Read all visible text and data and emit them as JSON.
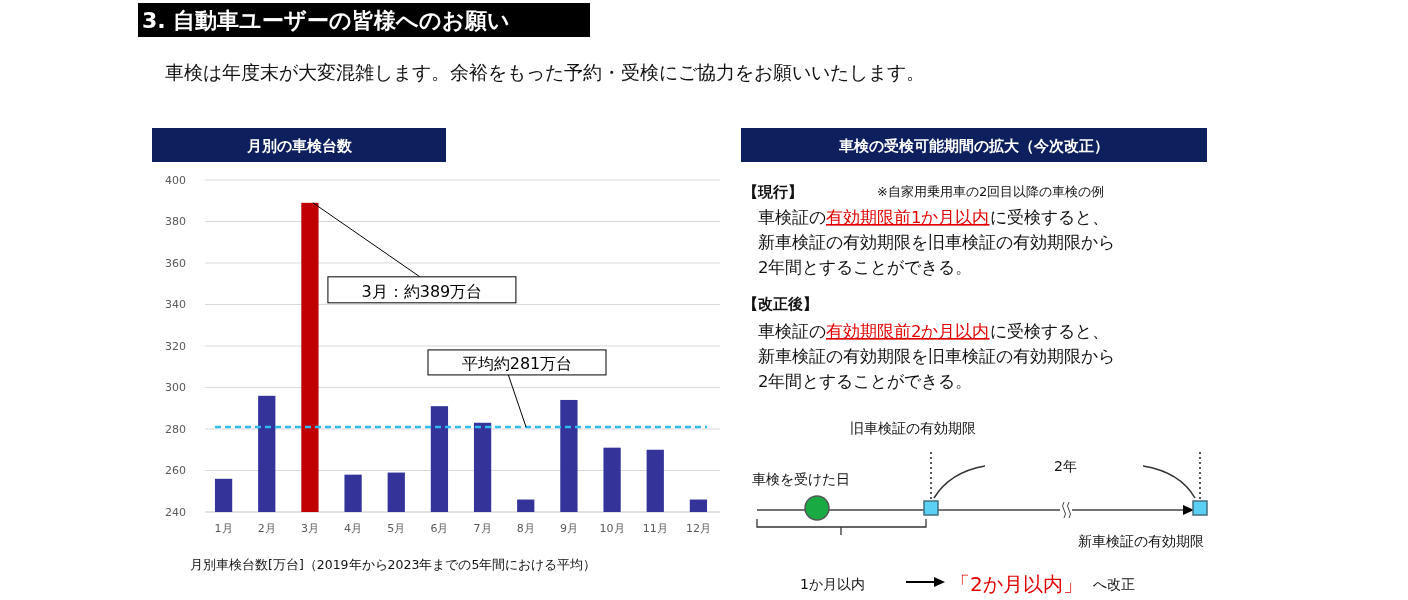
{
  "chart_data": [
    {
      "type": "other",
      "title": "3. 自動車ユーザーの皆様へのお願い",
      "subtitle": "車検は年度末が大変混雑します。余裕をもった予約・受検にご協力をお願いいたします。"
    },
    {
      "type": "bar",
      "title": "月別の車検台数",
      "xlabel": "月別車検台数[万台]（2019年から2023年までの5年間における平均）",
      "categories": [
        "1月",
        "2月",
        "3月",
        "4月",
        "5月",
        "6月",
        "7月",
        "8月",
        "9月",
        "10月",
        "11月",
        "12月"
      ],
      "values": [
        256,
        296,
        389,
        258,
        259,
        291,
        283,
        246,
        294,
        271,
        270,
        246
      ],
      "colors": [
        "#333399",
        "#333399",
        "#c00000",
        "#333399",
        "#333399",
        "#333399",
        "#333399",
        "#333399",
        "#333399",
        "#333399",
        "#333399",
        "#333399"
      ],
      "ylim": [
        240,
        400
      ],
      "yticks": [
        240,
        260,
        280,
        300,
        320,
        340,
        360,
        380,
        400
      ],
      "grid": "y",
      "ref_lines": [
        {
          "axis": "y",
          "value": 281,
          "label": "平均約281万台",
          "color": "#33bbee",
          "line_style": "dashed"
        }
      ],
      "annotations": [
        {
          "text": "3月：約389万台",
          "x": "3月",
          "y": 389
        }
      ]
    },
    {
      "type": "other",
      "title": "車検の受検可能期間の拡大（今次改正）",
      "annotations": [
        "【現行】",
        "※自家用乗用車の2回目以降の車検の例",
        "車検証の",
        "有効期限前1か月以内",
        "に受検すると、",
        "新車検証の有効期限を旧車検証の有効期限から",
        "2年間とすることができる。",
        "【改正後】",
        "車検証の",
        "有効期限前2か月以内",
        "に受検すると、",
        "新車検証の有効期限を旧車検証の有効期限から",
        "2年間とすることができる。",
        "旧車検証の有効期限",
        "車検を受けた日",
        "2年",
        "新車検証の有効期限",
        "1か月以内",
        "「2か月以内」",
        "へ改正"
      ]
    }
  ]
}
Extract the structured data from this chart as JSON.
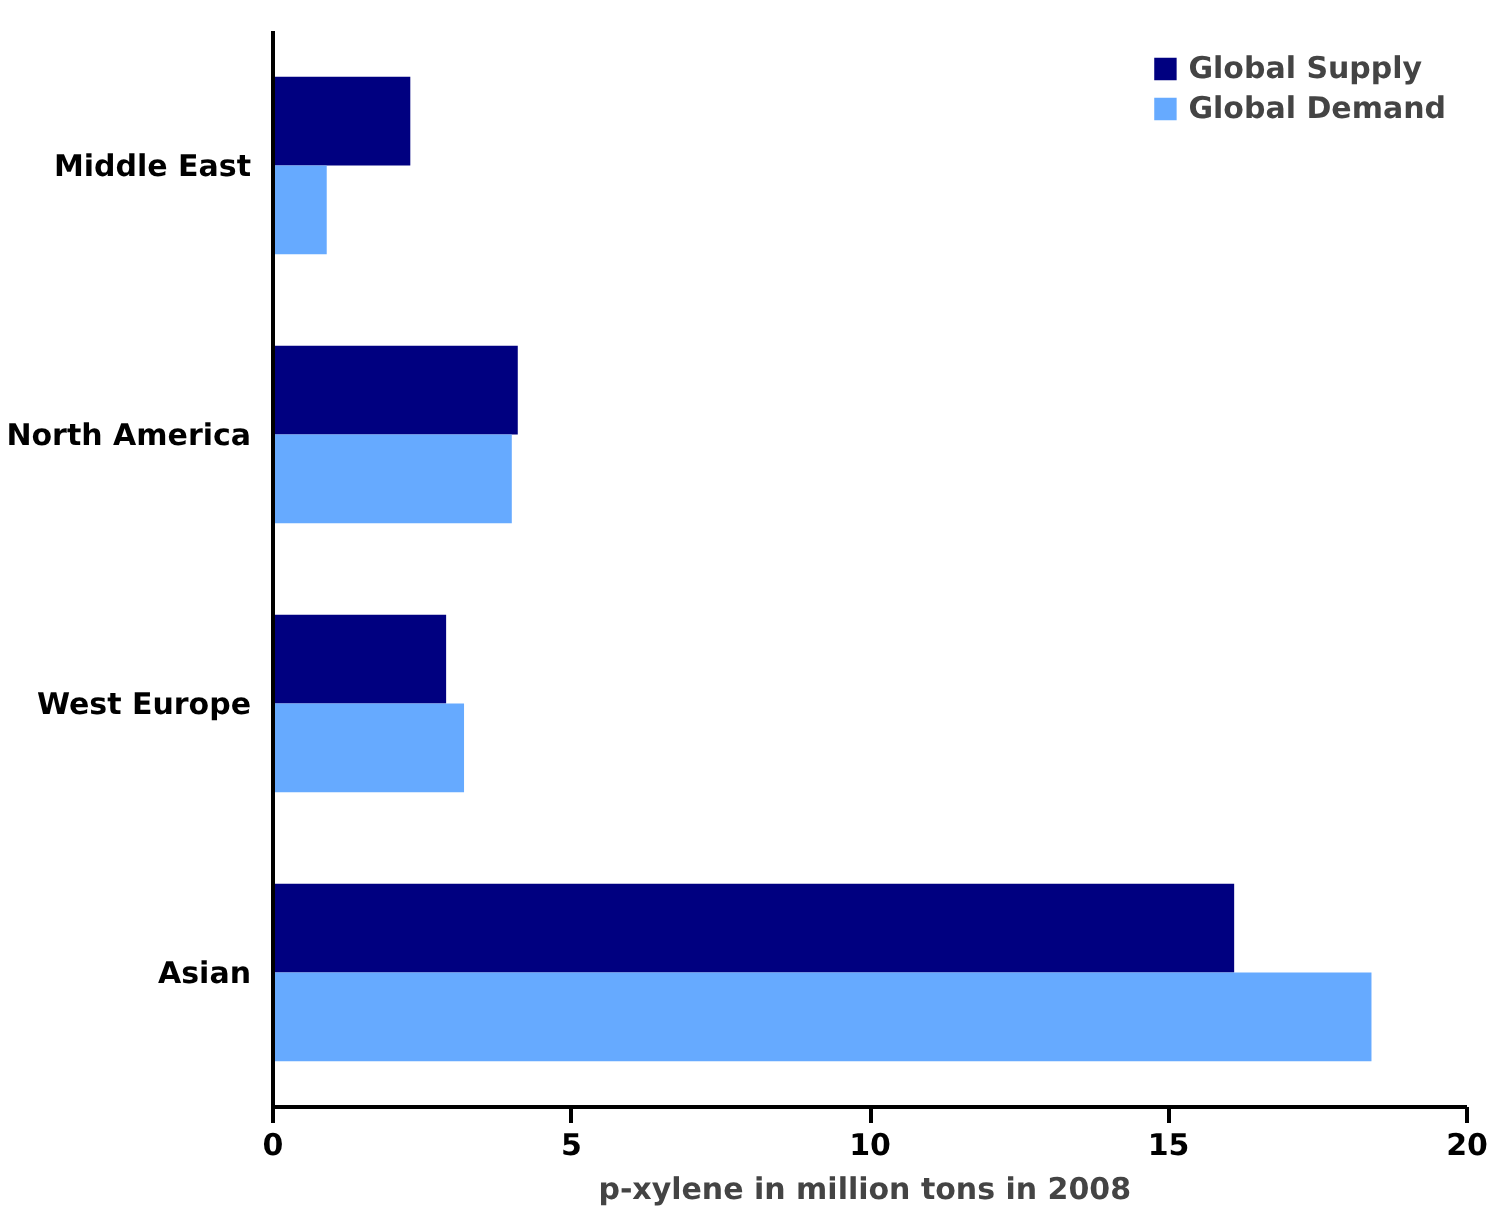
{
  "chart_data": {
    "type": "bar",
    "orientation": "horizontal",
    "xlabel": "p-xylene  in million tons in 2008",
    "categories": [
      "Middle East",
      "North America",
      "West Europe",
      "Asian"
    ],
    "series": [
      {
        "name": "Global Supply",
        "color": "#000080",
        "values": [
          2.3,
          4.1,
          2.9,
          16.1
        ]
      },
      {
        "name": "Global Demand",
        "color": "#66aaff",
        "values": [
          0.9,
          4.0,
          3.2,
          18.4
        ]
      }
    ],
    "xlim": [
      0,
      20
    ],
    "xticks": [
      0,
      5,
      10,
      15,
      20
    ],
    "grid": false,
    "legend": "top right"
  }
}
------------------------------------------------
Copy out all of the material exactly as written, without its pictures.

*Task answer*:
Read all visible text and data and emit them as JSON.
{
  "chart_data": [
    {
      "type": "other",
      "title": "3. 自動車ユーザーの皆様へのお願い",
      "subtitle": "車検は年度末が大変混雑します。余裕をもった予約・受検にご協力をお願いいたします。"
    },
    {
      "type": "bar",
      "title": "月別の車検台数",
      "xlabel": "月別車検台数[万台]（2019年から2023年までの5年間における平均）",
      "categories": [
        "1月",
        "2月",
        "3月",
        "4月",
        "5月",
        "6月",
        "7月",
        "8月",
        "9月",
        "10月",
        "11月",
        "12月"
      ],
      "values": [
        256,
        296,
        389,
        258,
        259,
        291,
        283,
        246,
        294,
        271,
        270,
        246
      ],
      "colors": [
        "#333399",
        "#333399",
        "#c00000",
        "#333399",
        "#333399",
        "#333399",
        "#333399",
        "#333399",
        "#333399",
        "#333399",
        "#333399",
        "#333399"
      ],
      "ylim": [
        240,
        400
      ],
      "yticks": [
        240,
        260,
        280,
        300,
        320,
        340,
        360,
        380,
        400
      ],
      "grid": "y",
      "ref_lines": [
        {
          "axis": "y",
          "value": 281,
          "label": "平均約281万台",
          "color": "#33bbee",
          "line_style": "dashed"
        }
      ],
      "annotations": [
        {
          "text": "3月：約389万台",
          "x": "3月",
          "y": 389
        }
      ]
    },
    {
      "type": "other",
      "title": "車検の受検可能期間の拡大（今次改正）",
      "annotations": [
        "【現行】",
        "※自家用乗用車の2回目以降の車検の例",
        "車検証の",
        "有効期限前1か月以内",
        "に受検すると、",
        "新車検証の有効期限を旧車検証の有効期限から",
        "2年間とすることができる。",
        "【改正後】",
        "車検証の",
        "有効期限前2か月以内",
        "に受検すると、",
        "新車検証の有効期限を旧車検証の有効期限から",
        "2年間とすることができる。",
        "旧車検証の有効期限",
        "車検を受けた日",
        "2年",
        "新車検証の有効期限",
        "1か月以内",
        "「2か月以内」",
        "へ改正"
      ]
    }
  ]
}
Extract the structured data from this chart as JSON.
{
  "chart_data": {
    "type": "bar",
    "orientation": "horizontal",
    "xlabel": "p-xylene  in million tons in 2008",
    "categories": [
      "Middle East",
      "North America",
      "West Europe",
      "Asian"
    ],
    "series": [
      {
        "name": "Global Supply",
        "color": "#000080",
        "values": [
          2.3,
          4.1,
          2.9,
          16.1
        ]
      },
      {
        "name": "Global Demand",
        "color": "#66aaff",
        "values": [
          0.9,
          4.0,
          3.2,
          18.4
        ]
      }
    ],
    "xlim": [
      0,
      20
    ],
    "xticks": [
      0,
      5,
      10,
      15,
      20
    ],
    "grid": false,
    "legend": "top right"
  }
}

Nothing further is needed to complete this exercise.